Could you write out the records below exactly as they appear, leaving out any pictures?

□ □ □

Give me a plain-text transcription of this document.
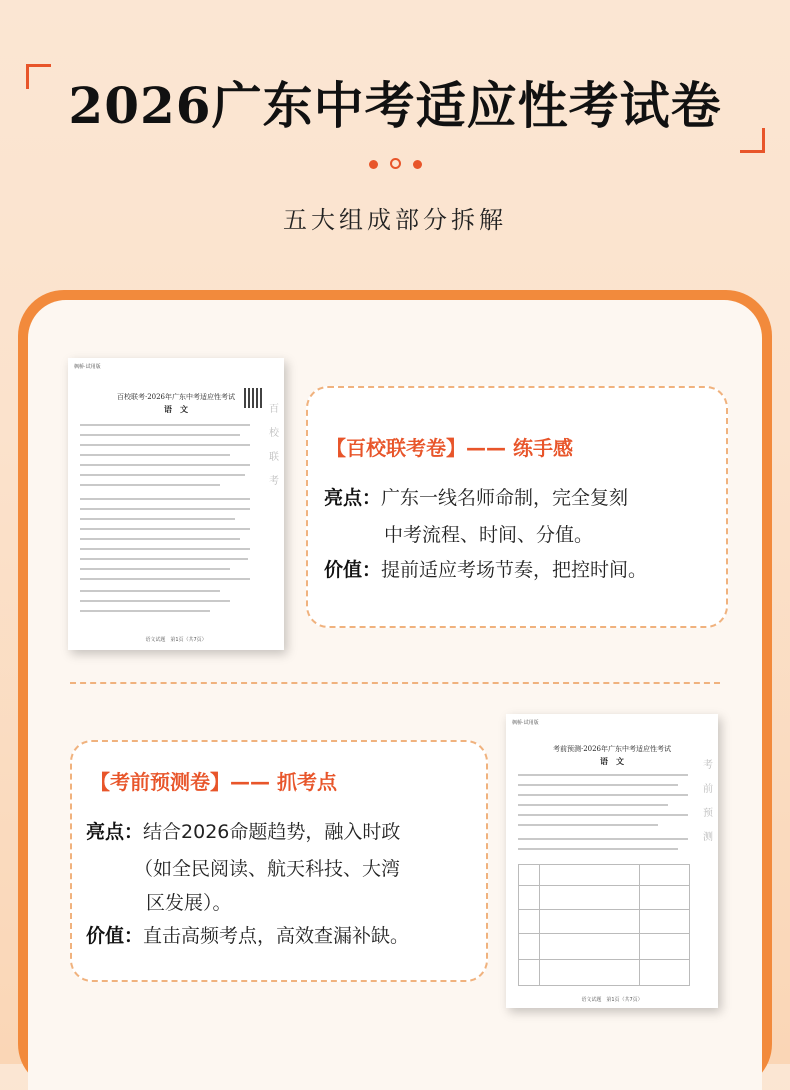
2026广东中考适应性考试卷
五大组成部分拆解
枫桥·试用版
百校联考·2026年广东中考适应性考试
语　文	百
校
联
考
语文试题　第1页（共7页）
【百校联考卷】—— 练手感
亮点：广东一线名师命制，完全复刻
中考流程、时间、分值。
价值：提前适应考场节奏，把控时间。
【考前预测卷】—— 抓考点
亮点：结合2026命题趋势，融入时政
（如全民阅读、航天科技、大湾
区发展）。
价值：直击高频考点，高效查漏补缺。
枫桥·试用版
考前预测·2026年广东中考适应性考试
语　文	考
前
预
测
语文试题　第1页（共7页）
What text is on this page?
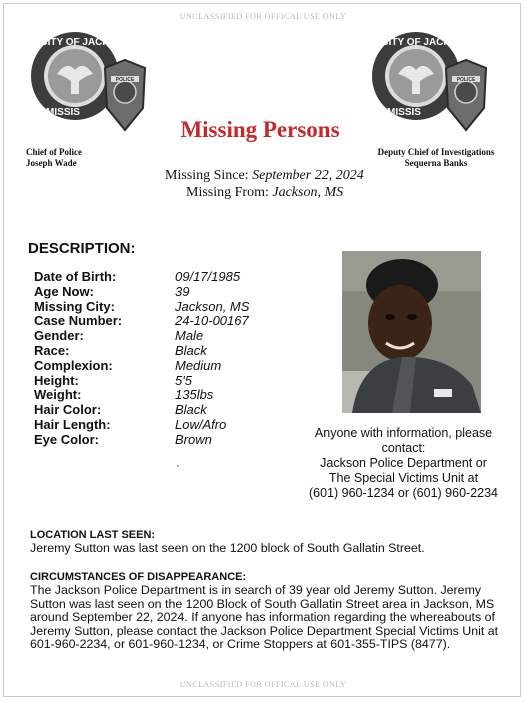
UNCLASSIFIED FOR OFFICAL USE ONLY
CITY OF JACK
MISSIS
POLICE
CITY OF JACK
MISSIS
POLICE
Chief of Police
Joseph Wade
Deputy Chief of Investigations
Sequerna Banks
Missing Persons
Missing Since: September 22, 2024
Missing From: Jackson, MS
DESCRIPTION:
Date of Birth:	09/17/1985
Age Now:	39
Missing City:	Jackson, MS
Case Number:	24-10-00167
Gender:	Male
Race:	Black
Complexion:	Medium
Height:	5'5
Weight:	135lbs
Hair Color:	Black
Hair Length:	Low/Afro
Eye Color:	Brown	Anyone with information, please
contact:
Jackson Police Department or
The Special Victims Unit at
(601) 960-1234 or (601) 960-2234
LOCATION LAST SEEN:
Jeremy Sutton was last seen on the 1200 block of South Gallatin Street.
CIRCUMSTANCES OF DISAPPEARANCE:
The Jackson Police Department is in search of 39 year old Jeremy Sutton. Jeremy Sutton was last seen on the 1200 Block of South Gallatin Street area in Jackson, MS around September 22, 2024. If anyone has information regarding the whereabouts of Jeremy Sutton, please contact the Jackson Police Department Special Victims Unit at 601-960-2234, or 601-960-1234, or Crime Stoppers at 601-355-TIPS (8477).
UNCLASSIFIED FOR OFFICAL USE ONLY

□ □ □

Written response.
Give me a plain-text transcription of this document.
2026广东中考适应性考试卷
五大组成部分拆解
枫桥·试用版
百校联考·2026年广东中考适应性考试
语　文	百
校
联
考
语文试题　第1页（共7页）
【百校联考卷】—— 练手感
亮点：广东一线名师命制，完全复刻
中考流程、时间、分值。
价值：提前适应考场节奏，把控时间。
【考前预测卷】—— 抓考点
亮点：结合2026命题趋势，融入时政
（如全民阅读、航天科技、大湾
区发展）。
价值：直击高频考点，高效查漏补缺。
枫桥·试用版
考前预测·2026年广东中考适应性考试
语　文	考
前
预
测
语文试题　第1页（共7页）
What text is on this page?
UNCLASSIFIED FOR OFFICAL USE ONLY
CITY OF JACK
MISSIS
POLICE
CITY OF JACK
MISSIS
POLICE
Chief of Police
Joseph Wade
Deputy Chief of Investigations
Sequerna Banks
Missing Persons
Missing Since: September 22, 2024
Missing From: Jackson, MS
DESCRIPTION:
Date of Birth:	09/17/1985
Age Now:	39
Missing City:	Jackson, MS
Case Number:	24-10-00167
Gender:	Male
Race:	Black
Complexion:	Medium
Height:	5'5
Weight:	135lbs
Hair Color:	Black
Hair Length:	Low/Afro
Eye Color:	Brown	Anyone with information, please
contact:
Jackson Police Department or
The Special Victims Unit at
(601) 960-1234 or (601) 960-2234
LOCATION LAST SEEN:
Jeremy Sutton was last seen on the 1200 block of South Gallatin Street.
CIRCUMSTANCES OF DISAPPEARANCE:
The Jackson Police Department is in search of 39 year old Jeremy Sutton. Jeremy Sutton was last seen on the 1200 Block of South Gallatin Street area in Jackson, MS around September 22, 2024. If anyone has information regarding the whereabouts of Jeremy Sutton, please contact the Jackson Police Department Special Victims Unit at 601-960-2234, or 601-960-1234, or Crime Stoppers at 601-355-TIPS (8477).
UNCLASSIFIED FOR OFFICAL USE ONLY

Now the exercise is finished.